## Directions for this task
Write out all the data again, exactly as it stands.

## Input rows
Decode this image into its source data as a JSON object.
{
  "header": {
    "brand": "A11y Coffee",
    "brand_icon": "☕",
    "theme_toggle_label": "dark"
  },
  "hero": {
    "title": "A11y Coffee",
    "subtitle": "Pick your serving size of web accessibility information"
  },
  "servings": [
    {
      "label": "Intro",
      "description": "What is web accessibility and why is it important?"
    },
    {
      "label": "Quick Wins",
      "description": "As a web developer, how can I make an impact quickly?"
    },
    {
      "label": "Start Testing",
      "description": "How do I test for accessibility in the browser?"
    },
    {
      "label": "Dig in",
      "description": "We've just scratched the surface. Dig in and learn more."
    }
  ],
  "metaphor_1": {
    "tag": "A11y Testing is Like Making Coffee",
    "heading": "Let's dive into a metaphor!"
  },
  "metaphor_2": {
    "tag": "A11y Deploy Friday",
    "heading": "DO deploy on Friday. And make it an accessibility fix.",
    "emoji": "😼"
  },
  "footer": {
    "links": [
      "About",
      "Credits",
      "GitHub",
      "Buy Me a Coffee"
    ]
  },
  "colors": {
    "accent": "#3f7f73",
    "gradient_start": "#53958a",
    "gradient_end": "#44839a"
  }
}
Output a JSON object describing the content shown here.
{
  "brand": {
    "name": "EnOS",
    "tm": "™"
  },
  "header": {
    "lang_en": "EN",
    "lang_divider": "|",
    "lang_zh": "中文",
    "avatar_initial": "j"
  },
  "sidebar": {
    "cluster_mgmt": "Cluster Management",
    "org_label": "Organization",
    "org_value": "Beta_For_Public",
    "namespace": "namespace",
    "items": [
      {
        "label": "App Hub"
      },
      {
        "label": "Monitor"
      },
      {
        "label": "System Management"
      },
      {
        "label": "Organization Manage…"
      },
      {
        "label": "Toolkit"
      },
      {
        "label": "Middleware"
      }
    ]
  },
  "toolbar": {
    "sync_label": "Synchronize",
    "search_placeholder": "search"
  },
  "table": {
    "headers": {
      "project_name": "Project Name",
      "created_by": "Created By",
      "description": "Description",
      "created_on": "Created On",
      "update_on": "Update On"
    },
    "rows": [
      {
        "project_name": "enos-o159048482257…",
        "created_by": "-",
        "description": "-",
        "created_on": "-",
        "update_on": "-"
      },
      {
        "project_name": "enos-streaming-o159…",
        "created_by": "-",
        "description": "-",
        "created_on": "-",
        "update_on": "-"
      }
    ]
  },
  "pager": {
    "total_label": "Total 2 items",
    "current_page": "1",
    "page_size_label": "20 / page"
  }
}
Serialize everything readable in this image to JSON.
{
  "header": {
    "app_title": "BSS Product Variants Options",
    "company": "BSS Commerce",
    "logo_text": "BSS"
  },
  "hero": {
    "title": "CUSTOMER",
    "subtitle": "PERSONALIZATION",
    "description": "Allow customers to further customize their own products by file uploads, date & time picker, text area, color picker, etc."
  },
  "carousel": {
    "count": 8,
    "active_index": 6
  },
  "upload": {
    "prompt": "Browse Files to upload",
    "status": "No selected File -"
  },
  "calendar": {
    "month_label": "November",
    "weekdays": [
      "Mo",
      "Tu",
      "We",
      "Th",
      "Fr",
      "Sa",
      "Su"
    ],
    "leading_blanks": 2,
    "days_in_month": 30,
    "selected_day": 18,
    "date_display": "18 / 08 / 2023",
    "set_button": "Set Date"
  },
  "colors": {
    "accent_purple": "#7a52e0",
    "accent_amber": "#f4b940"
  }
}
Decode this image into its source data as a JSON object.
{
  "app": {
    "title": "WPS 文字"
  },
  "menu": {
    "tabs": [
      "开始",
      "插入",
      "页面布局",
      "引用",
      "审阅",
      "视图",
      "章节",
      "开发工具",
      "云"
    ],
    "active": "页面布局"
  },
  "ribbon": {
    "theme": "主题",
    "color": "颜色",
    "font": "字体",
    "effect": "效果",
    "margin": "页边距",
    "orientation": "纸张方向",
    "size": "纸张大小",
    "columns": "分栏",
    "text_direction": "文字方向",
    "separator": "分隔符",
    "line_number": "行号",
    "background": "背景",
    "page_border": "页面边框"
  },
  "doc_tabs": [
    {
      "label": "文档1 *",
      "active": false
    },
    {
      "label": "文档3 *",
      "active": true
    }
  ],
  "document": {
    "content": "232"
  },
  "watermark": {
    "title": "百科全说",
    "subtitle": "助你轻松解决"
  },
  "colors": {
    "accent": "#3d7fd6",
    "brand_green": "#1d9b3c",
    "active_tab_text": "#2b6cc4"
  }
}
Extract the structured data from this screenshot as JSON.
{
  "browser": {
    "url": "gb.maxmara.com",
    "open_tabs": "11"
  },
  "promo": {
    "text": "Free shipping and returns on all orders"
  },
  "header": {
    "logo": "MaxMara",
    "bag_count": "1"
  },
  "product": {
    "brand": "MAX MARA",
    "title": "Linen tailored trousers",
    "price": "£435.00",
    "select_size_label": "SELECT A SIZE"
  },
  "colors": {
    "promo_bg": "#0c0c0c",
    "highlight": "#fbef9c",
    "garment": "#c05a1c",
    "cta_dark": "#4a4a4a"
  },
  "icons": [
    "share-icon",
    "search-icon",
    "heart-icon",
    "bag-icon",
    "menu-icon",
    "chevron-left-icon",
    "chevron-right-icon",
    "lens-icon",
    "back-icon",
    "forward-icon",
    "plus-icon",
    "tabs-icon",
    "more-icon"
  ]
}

## The output
Decode this image into its source data as a JSON object.
{
  "header": {
    "brand": "A11y Coffee",
    "brand_icon": "☕",
    "theme_toggle_label": "dark"
  },
  "hero": {
    "title": "A11y Coffee",
    "subtitle": "Pick your serving size of web accessibility information"
  },
  "servings": [
    {
      "label": "Intro",
      "description": "What is web accessibility and why is it important?"
    },
    {
      "label": "Quick Wins",
      "description": "As a web developer, how can I make an impact quickly?"
    },
    {
      "label": "Start Testing",
      "description": "How do I test for accessibility in the browser?"
    },
    {
      "label": "Dig in",
      "description": "We've just scratched the surface. Dig in and learn more."
    }
  ],
  "metaphor_1": {
    "tag": "A11y Testing is Like Making Coffee",
    "heading": "Let's dive into a metaphor!"
  },
  "metaphor_2": {
    "tag": "A11y Deploy Friday",
    "heading": "DO deploy on Friday. And make it an accessibility fix.",
    "emoji": "😼"
  },
  "footer": {
    "links": [
      "About",
      "Credits",
      "GitHub",
      "Buy Me a Coffee"
    ]
  },
  "colors": {
    "accent": "#3f7f73",
    "gradient_start": "#53958a",
    "gradient_end": "#44839a"
  }
}
Output a JSON object describing the content shown here.
{
  "brand": {
    "name": "EnOS",
    "tm": "™"
  },
  "header": {
    "lang_en": "EN",
    "lang_divider": "|",
    "lang_zh": "中文",
    "avatar_initial": "j"
  },
  "sidebar": {
    "cluster_mgmt": "Cluster Management",
    "org_label": "Organization",
    "org_value": "Beta_For_Public",
    "namespace": "namespace",
    "items": [
      {
        "label": "App Hub"
      },
      {
        "label": "Monitor"
      },
      {
        "label": "System Management"
      },
      {
        "label": "Organization Manage…"
      },
      {
        "label": "Toolkit"
      },
      {
        "label": "Middleware"
      }
    ]
  },
  "toolbar": {
    "sync_label": "Synchronize",
    "search_placeholder": "search"
  },
  "table": {
    "headers": {
      "project_name": "Project Name",
      "created_by": "Created By",
      "description": "Description",
      "created_on": "Created On",
      "update_on": "Update On"
    },
    "rows": [
      {
        "project_name": "enos-o159048482257…",
        "created_by": "-",
        "description": "-",
        "created_on": "-",
        "update_on": "-"
      },
      {
        "project_name": "enos-streaming-o159…",
        "created_by": "-",
        "description": "-",
        "created_on": "-",
        "update_on": "-"
      }
    ]
  },
  "pager": {
    "total_label": "Total 2 items",
    "current_page": "1",
    "page_size_label": "20 / page"
  }
}
Serialize everything readable in this image to JSON.
{
  "header": {
    "app_title": "BSS Product Variants Options",
    "company": "BSS Commerce",
    "logo_text": "BSS"
  },
  "hero": {
    "title": "CUSTOMER",
    "subtitle": "PERSONALIZATION",
    "description": "Allow customers to further customize their own products by file uploads, date & time picker, text area, color picker, etc."
  },
  "carousel": {
    "count": 8,
    "active_index": 6
  },
  "upload": {
    "prompt": "Browse Files to upload",
    "status": "No selected File -"
  },
  "calendar": {
    "month_label": "November",
    "weekdays": [
      "Mo",
      "Tu",
      "We",
      "Th",
      "Fr",
      "Sa",
      "Su"
    ],
    "leading_blanks": 2,
    "days_in_month": 30,
    "selected_day": 18,
    "date_display": "18 / 08 / 2023",
    "set_button": "Set Date"
  },
  "colors": {
    "accent_purple": "#7a52e0",
    "accent_amber": "#f4b940"
  }
}
Decode this image into its source data as a JSON object.
{
  "app": {
    "title": "WPS 文字"
  },
  "menu": {
    "tabs": [
      "开始",
      "插入",
      "页面布局",
      "引用",
      "审阅",
      "视图",
      "章节",
      "开发工具",
      "云"
    ],
    "active": "页面布局"
  },
  "ribbon": {
    "theme": "主题",
    "color": "颜色",
    "font": "字体",
    "effect": "效果",
    "margin": "页边距",
    "orientation": "纸张方向",
    "size": "纸张大小",
    "columns": "分栏",
    "text_direction": "文字方向",
    "separator": "分隔符",
    "line_number": "行号",
    "background": "背景",
    "page_border": "页面边框"
  },
  "doc_tabs": [
    {
      "label": "文档1 *",
      "active": false
    },
    {
      "label": "文档3 *",
      "active": true
    }
  ],
  "document": {
    "content": "232"
  },
  "watermark": {
    "title": "百科全说",
    "subtitle": "助你轻松解决"
  },
  "colors": {
    "accent": "#3d7fd6",
    "brand_green": "#1d9b3c",
    "active_tab_text": "#2b6cc4"
  }
}
Extract the structured data from this screenshot as JSON.
{
  "browser": {
    "url": "gb.maxmara.com",
    "open_tabs": "11"
  },
  "promo": {
    "text": "Free shipping and returns on all orders"
  },
  "header": {
    "logo": "MaxMara",
    "bag_count": "1"
  },
  "product": {
    "brand": "MAX MARA",
    "title": "Linen tailored trousers",
    "price": "£435.00",
    "select_size_label": "SELECT A SIZE"
  },
  "colors": {
    "promo_bg": "#0c0c0c",
    "highlight": "#fbef9c",
    "garment": "#c05a1c",
    "cta_dark": "#4a4a4a"
  },
  "icons": [
    "share-icon",
    "search-icon",
    "heart-icon",
    "bag-icon",
    "menu-icon",
    "chevron-left-icon",
    "chevron-right-icon",
    "lens-icon",
    "back-icon",
    "forward-icon",
    "plus-icon",
    "tabs-icon",
    "more-icon"
  ]
}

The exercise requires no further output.